>> begin DATA FOR THIS EXERCISE

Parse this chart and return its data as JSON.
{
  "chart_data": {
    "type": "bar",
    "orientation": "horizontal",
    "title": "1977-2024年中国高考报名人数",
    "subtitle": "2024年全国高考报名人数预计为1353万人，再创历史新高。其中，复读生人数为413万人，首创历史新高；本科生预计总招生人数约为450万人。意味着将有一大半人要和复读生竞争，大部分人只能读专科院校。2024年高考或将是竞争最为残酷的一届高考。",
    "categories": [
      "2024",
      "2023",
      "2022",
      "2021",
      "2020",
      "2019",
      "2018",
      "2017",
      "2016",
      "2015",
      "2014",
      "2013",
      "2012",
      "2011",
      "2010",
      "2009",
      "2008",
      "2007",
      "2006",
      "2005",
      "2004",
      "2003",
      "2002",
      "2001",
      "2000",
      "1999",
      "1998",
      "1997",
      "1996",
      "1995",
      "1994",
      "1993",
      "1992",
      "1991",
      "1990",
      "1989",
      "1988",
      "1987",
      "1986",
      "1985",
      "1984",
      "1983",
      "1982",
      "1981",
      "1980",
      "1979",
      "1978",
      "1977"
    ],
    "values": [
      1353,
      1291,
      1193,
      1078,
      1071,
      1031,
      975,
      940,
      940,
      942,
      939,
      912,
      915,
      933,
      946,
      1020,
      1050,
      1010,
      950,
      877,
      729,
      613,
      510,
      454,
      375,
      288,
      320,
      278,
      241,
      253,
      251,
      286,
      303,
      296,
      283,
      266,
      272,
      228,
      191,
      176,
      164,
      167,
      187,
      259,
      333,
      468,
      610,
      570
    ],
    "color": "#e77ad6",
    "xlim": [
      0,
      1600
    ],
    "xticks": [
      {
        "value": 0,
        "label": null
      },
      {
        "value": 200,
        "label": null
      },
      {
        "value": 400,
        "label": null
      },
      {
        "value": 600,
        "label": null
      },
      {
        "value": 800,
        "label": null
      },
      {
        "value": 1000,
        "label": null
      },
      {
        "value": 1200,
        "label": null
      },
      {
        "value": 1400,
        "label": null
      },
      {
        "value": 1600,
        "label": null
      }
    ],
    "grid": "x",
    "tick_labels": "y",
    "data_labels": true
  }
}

>> end DATA FOR THIS EXERCISE

* **TASK BRIEF**
Extract the data in full. Keep it word for word.

* **EXPECTED ANSWER**
Parse this chart and return its data as JSON.
{
  "chart_data": {
    "type": "bar",
    "orientation": "horizontal",
    "title": "1977-2024年中国高考报名人数",
    "subtitle": "2024年全国高考报名人数预计为1353万人，再创历史新高。其中，复读生人数为413万人，首创历史新高；本科生预计总招生人数约为450万人。意味着将有一大半人要和复读生竞争，大部分人只能读专科院校。2024年高考或将是竞争最为残酷的一届高考。",
    "categories": [
      "2024",
      "2023",
      "2022",
      "2021",
      "2020",
      "2019",
      "2018",
      "2017",
      "2016",
      "2015",
      "2014",
      "2013",
      "2012",
      "2011",
      "2010",
      "2009",
      "2008",
      "2007",
      "2006",
      "2005",
      "2004",
      "2003",
      "2002",
      "2001",
      "2000",
      "1999",
      "1998",
      "1997",
      "1996",
      "1995",
      "1994",
      "1993",
      "1992",
      "1991",
      "1990",
      "1989",
      "1988",
      "1987",
      "1986",
      "1985",
      "1984",
      "1983",
      "1982",
      "1981",
      "1980",
      "1979",
      "1978",
      "1977"
    ],
    "values": [
      1353,
      1291,
      1193,
      1078,
      1071,
      1031,
      975,
      940,
      940,
      942,
      939,
      912,
      915,
      933,
      946,
      1020,
      1050,
      1010,
      950,
      877,
      729,
      613,
      510,
      454,
      375,
      288,
      320,
      278,
      241,
      253,
      251,
      286,
      303,
      296,
      283,
      266,
      272,
      228,
      191,
      176,
      164,
      167,
      187,
      259,
      333,
      468,
      610,
      570
    ],
    "color": "#e77ad6",
    "xlim": [
      0,
      1600
    ],
    "xticks": [
      {
        "value": 0,
        "label": null
      },
      {
        "value": 200,
        "label": null
      },
      {
        "value": 400,
        "label": null
      },
      {
        "value": 600,
        "label": null
      },
      {
        "value": 800,
        "label": null
      },
      {
        "value": 1000,
        "label": null
      },
      {
        "value": 1200,
        "label": null
      },
      {
        "value": 1400,
        "label": null
      },
      {
        "value": 1600,
        "label": null
      }
    ],
    "grid": "x",
    "tick_labels": "y",
    "data_labels": true
  }
}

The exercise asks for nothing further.